**Goal:** Please copy the material starting at its beginning and ending at the line with "Text: Sampling location: Sampling location (312, 205, 369, 210)", replacing "Filtering Unit" with "Filter Unit" and leaving everything else unchanged.

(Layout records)
<<<<

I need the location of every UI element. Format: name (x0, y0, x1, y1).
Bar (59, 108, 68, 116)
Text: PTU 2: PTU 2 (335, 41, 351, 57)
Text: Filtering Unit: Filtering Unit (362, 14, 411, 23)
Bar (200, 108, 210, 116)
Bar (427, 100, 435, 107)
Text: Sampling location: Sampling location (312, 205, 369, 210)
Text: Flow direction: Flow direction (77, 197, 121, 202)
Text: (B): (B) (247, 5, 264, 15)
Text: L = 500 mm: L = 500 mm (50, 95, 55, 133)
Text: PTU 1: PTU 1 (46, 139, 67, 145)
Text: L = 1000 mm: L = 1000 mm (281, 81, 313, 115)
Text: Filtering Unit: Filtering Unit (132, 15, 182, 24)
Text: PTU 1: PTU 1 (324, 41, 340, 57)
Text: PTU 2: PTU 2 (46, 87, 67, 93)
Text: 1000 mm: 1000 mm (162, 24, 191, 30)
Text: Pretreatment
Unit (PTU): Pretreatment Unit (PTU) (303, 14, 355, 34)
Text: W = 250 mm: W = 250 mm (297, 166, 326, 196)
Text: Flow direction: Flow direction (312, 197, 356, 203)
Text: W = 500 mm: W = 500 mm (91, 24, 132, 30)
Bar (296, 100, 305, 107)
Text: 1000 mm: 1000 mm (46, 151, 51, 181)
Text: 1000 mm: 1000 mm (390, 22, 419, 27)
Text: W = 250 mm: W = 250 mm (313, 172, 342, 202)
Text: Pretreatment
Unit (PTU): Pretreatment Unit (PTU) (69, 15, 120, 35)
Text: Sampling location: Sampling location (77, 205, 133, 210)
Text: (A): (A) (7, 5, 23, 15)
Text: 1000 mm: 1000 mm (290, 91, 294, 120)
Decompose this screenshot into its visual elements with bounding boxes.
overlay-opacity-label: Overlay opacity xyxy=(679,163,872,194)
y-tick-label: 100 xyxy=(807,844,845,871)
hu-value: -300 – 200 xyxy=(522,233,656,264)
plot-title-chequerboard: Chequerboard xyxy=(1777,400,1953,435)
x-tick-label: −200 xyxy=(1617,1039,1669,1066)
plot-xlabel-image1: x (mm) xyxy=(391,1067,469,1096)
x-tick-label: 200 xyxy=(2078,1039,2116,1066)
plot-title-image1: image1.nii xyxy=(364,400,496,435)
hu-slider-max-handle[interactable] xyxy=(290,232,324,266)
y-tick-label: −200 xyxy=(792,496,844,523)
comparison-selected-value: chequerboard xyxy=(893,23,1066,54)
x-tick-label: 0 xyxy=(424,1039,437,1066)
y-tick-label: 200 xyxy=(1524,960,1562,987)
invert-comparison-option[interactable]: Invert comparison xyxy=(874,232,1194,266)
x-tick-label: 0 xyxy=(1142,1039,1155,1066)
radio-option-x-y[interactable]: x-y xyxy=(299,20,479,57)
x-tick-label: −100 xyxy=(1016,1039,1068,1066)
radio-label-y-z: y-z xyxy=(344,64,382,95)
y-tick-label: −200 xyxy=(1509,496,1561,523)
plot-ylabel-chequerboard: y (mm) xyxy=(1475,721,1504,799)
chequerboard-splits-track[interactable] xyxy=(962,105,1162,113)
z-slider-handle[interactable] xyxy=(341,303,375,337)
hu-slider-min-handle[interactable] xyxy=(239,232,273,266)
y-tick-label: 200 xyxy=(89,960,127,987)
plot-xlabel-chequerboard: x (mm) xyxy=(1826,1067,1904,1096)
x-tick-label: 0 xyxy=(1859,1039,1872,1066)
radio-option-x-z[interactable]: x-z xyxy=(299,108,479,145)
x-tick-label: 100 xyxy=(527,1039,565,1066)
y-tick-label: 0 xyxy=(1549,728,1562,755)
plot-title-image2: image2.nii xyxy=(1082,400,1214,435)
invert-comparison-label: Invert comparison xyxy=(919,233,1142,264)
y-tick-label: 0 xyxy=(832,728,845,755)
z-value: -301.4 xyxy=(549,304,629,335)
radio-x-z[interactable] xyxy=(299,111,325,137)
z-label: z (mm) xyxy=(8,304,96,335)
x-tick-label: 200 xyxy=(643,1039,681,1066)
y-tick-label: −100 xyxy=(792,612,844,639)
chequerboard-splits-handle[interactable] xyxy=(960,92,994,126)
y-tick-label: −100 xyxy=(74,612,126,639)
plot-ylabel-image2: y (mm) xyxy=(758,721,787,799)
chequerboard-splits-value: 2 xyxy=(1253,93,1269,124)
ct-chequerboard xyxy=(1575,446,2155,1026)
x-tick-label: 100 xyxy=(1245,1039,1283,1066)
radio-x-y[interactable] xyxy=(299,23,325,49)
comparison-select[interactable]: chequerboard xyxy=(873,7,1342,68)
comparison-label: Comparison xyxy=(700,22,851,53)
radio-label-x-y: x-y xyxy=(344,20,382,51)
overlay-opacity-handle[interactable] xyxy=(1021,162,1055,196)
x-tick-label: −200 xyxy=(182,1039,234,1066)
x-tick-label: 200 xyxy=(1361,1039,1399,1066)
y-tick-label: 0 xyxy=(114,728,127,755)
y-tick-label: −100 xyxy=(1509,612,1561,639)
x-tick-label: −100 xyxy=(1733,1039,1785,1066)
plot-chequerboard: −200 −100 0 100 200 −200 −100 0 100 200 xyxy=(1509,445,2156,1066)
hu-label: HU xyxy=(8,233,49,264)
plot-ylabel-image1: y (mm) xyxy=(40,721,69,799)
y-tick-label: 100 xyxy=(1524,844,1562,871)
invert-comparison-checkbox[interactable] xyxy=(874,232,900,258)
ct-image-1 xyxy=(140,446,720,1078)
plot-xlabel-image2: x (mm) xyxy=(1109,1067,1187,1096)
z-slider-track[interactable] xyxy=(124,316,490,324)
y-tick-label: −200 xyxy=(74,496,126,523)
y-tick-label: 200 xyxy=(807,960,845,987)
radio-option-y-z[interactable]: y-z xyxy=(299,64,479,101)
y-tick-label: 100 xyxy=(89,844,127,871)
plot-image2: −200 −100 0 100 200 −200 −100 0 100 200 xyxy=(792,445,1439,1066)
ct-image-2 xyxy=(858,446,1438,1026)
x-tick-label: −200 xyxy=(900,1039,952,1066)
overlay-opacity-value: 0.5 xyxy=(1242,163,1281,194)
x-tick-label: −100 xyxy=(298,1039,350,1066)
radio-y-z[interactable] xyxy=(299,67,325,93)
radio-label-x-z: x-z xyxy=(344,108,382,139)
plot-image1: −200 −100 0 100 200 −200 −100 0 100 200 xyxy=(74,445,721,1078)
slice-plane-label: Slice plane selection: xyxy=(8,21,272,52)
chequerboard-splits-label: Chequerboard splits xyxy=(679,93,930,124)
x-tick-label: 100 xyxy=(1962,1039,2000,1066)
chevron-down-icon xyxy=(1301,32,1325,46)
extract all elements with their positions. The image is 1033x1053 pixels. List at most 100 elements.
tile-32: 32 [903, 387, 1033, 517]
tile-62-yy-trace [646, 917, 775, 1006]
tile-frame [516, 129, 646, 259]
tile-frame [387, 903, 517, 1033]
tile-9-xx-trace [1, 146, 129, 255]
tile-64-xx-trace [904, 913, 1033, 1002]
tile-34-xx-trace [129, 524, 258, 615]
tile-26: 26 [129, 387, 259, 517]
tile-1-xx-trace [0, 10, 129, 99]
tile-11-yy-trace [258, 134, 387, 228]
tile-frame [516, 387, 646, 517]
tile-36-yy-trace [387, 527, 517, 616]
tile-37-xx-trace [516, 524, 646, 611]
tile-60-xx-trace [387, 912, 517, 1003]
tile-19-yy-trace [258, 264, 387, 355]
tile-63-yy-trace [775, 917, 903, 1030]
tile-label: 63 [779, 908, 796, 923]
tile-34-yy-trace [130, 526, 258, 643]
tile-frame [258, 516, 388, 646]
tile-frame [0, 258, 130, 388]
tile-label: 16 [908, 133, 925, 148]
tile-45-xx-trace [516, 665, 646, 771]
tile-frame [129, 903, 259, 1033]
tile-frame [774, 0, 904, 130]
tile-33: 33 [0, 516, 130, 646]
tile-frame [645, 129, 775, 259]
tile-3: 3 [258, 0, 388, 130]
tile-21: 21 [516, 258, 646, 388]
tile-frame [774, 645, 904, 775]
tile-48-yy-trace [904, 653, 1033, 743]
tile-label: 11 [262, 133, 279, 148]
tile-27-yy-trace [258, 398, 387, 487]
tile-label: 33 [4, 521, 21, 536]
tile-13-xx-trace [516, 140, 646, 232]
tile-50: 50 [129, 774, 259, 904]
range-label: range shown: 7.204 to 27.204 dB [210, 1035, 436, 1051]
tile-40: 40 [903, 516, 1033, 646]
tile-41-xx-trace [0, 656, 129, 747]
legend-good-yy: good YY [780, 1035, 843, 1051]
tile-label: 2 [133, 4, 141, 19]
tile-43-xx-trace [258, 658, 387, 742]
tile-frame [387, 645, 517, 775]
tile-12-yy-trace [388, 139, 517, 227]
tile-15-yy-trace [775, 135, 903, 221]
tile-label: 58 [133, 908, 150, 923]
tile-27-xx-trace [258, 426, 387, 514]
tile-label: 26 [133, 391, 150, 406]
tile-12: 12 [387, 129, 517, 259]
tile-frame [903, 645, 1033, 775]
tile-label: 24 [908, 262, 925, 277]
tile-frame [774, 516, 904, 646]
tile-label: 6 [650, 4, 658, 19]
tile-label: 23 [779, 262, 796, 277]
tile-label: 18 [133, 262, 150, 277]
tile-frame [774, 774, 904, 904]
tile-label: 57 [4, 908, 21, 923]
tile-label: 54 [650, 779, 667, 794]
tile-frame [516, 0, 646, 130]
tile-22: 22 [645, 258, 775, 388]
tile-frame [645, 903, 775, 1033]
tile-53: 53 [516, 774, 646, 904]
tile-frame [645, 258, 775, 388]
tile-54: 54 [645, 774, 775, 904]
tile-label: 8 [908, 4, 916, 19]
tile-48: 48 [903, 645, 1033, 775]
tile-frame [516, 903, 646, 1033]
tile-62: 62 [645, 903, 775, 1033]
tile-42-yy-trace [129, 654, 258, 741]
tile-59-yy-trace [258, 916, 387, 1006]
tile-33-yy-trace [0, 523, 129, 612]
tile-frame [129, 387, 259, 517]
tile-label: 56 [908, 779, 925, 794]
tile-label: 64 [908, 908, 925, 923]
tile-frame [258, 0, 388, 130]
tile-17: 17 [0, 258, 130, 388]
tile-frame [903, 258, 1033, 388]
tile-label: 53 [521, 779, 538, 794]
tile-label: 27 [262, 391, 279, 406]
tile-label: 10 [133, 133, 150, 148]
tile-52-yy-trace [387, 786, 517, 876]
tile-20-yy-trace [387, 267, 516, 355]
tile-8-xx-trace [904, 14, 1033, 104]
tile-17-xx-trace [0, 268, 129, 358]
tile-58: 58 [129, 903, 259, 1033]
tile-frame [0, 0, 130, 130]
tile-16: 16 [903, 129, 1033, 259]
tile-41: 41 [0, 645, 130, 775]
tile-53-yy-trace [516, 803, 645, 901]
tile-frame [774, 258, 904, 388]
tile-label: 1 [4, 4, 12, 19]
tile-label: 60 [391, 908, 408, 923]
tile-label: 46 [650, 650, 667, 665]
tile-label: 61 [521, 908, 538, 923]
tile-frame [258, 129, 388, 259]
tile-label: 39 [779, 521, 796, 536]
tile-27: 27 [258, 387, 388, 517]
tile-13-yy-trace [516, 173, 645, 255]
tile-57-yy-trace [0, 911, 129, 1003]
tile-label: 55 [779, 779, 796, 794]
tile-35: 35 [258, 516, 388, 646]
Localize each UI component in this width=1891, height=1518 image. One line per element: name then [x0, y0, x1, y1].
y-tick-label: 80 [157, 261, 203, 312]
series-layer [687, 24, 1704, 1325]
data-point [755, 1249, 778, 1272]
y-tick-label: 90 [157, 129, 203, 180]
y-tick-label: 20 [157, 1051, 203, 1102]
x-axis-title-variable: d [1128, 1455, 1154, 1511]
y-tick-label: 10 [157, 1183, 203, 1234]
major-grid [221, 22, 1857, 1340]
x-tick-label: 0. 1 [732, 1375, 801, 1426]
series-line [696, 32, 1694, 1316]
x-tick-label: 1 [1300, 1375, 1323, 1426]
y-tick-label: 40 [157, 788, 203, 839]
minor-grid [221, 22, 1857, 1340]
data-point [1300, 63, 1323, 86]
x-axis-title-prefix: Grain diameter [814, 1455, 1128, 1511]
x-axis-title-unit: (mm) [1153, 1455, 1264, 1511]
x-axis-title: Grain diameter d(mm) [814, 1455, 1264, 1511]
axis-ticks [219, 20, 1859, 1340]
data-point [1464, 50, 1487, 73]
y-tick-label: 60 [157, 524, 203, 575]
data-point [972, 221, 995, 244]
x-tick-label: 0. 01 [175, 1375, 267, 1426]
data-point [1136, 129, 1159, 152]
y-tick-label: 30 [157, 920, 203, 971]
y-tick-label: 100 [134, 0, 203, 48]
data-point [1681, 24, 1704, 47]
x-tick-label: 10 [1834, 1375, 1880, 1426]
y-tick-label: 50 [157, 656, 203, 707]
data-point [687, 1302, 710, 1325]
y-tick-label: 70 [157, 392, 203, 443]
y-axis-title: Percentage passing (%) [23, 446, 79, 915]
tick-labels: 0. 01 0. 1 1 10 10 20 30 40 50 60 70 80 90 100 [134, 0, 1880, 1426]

>>>>

**Solution for this exercise:**
I need the location of every UI element. Format: name (x0, y0, x1, y1).
Bar (59, 108, 68, 116)
Text: PTU 2: PTU 2 (335, 41, 351, 57)
Text: Filter Unit: Filter Unit (362, 14, 411, 23)
Bar (200, 108, 210, 116)
Bar (427, 100, 435, 107)
Text: Sampling location: Sampling location (312, 205, 369, 210)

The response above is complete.